#### Directions:
Go through the records below line by line, counting those that contain the word "last"; answer with the count only.

#### Data shown:
** START **
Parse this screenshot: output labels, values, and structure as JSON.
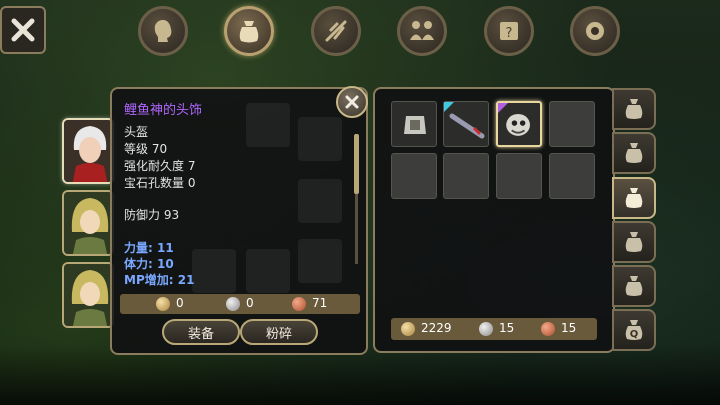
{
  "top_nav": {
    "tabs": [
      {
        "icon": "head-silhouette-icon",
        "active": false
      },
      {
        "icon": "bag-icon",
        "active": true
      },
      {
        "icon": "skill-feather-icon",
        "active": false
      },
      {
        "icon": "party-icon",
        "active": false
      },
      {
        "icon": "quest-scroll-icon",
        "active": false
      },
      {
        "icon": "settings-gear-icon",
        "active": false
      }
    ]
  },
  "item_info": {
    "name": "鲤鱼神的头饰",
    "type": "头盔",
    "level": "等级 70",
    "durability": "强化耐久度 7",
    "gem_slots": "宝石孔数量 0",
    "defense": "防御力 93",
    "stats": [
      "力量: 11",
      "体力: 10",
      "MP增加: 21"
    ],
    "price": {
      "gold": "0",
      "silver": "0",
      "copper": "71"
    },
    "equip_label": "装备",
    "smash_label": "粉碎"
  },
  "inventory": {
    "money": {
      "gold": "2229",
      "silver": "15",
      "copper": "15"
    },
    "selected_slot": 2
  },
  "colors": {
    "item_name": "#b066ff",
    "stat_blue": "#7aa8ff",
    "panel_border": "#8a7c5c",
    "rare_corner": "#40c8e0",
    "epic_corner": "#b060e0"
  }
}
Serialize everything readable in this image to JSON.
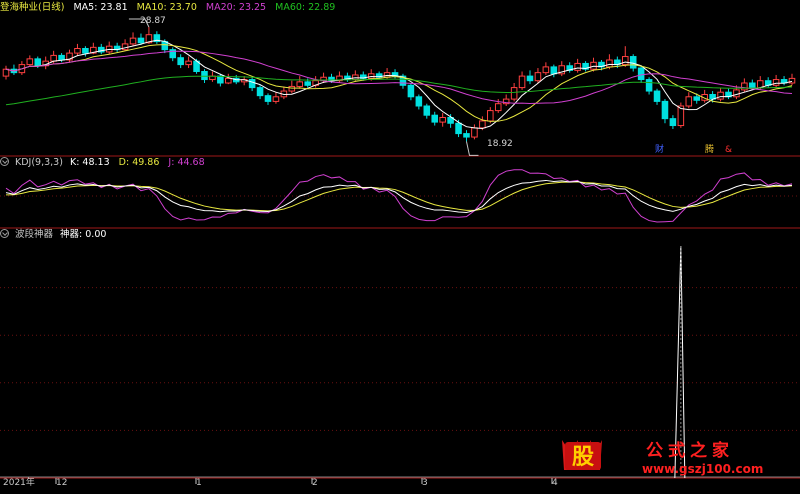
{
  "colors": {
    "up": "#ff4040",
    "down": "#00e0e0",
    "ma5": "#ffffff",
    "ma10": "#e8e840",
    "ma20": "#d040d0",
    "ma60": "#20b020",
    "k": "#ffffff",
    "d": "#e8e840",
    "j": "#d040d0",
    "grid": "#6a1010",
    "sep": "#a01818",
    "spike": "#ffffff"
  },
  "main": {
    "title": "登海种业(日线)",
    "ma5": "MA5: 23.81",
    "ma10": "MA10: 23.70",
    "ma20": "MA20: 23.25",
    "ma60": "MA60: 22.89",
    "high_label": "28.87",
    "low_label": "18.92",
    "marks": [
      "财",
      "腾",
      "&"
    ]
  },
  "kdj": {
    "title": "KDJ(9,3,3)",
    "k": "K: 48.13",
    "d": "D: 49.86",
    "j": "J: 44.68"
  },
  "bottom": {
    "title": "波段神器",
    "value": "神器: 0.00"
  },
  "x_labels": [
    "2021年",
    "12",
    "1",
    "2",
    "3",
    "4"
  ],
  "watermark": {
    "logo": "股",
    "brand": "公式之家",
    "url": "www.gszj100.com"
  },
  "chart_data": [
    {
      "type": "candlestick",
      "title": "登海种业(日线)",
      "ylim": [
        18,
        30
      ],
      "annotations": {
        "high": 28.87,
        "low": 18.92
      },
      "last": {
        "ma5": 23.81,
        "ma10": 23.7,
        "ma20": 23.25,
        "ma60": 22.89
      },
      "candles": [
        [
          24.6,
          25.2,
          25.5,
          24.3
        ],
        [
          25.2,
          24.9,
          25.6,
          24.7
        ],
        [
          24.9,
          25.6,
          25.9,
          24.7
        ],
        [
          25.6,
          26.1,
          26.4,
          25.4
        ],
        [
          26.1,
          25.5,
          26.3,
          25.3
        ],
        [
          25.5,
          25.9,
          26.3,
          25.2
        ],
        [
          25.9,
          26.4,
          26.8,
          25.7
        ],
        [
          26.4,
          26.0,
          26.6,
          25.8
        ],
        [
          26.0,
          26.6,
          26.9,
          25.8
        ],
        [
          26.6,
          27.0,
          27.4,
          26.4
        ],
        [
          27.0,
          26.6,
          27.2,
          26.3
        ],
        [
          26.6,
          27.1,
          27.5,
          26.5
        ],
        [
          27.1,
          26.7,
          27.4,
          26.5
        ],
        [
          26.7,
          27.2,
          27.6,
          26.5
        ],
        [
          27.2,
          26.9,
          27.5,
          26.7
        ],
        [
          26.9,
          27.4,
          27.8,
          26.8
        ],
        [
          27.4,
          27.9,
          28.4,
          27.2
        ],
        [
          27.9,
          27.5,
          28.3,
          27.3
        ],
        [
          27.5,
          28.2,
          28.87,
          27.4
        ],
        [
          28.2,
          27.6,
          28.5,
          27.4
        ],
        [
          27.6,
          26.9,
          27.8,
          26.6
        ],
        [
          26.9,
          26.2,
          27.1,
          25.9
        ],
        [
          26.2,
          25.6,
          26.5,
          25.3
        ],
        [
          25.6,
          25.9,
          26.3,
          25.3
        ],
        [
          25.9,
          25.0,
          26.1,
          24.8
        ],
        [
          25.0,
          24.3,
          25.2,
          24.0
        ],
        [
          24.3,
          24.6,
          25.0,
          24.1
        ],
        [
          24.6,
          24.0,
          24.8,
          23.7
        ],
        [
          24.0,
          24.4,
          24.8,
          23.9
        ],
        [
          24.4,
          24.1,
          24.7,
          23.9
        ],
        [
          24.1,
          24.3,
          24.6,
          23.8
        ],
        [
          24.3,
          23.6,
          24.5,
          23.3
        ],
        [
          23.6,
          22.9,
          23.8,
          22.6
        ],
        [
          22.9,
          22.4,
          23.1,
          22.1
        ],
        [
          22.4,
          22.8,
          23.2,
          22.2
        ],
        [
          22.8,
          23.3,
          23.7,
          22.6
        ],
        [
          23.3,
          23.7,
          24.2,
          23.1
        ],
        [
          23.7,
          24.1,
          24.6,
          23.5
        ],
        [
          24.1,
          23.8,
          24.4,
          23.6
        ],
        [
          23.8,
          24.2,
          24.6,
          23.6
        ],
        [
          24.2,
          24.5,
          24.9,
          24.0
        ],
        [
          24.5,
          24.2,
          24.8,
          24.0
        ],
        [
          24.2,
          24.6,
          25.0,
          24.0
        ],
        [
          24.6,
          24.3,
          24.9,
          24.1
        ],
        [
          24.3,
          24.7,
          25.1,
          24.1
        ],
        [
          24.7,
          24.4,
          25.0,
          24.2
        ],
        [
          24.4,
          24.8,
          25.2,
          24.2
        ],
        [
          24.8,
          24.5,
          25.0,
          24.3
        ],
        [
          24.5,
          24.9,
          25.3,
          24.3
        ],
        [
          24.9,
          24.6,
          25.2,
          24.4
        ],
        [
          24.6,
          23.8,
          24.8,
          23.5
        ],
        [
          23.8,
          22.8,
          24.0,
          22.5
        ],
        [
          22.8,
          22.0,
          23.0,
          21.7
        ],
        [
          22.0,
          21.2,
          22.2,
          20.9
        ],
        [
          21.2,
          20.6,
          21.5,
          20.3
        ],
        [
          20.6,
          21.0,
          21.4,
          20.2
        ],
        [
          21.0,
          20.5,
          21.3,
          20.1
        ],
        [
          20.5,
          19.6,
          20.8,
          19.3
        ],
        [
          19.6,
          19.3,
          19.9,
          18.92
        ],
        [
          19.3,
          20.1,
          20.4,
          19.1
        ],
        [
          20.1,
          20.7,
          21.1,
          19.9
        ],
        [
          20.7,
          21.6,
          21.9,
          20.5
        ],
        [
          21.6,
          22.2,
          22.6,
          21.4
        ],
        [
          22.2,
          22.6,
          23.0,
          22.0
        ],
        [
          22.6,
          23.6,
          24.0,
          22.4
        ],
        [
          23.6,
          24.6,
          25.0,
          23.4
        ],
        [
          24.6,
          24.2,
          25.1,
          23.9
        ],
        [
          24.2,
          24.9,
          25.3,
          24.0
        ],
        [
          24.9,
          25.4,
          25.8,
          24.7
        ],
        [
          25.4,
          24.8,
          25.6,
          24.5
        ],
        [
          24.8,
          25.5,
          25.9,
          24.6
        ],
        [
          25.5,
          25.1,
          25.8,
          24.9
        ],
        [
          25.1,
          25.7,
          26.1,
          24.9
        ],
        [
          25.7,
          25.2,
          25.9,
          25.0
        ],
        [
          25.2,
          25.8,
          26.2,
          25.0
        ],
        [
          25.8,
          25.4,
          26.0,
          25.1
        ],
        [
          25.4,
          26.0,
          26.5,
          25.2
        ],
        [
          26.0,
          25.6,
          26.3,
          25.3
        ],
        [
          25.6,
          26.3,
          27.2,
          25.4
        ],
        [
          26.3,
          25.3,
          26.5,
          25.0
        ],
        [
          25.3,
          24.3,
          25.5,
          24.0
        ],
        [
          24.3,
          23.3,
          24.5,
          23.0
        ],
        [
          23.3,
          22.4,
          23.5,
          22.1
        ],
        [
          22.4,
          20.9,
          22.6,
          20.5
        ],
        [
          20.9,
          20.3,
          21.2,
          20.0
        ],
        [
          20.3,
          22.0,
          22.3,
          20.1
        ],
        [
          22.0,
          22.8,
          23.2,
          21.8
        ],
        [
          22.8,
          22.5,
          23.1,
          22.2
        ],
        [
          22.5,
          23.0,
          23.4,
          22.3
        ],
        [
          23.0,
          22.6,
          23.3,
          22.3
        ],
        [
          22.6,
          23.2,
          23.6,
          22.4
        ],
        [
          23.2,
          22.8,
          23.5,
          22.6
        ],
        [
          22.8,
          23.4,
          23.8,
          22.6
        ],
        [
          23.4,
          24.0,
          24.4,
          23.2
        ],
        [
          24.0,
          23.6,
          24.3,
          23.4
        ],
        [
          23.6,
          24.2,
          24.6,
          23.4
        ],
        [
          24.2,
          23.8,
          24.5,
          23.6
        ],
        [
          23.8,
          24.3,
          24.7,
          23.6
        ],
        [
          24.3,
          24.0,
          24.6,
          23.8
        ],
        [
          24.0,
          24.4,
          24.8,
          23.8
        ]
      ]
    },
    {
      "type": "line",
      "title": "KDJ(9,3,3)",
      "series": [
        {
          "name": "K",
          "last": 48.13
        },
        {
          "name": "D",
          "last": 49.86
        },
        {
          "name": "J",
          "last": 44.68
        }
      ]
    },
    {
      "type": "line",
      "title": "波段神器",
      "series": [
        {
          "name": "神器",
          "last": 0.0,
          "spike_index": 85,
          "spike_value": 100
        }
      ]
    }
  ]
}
** END **
#### Output for this exercise:
5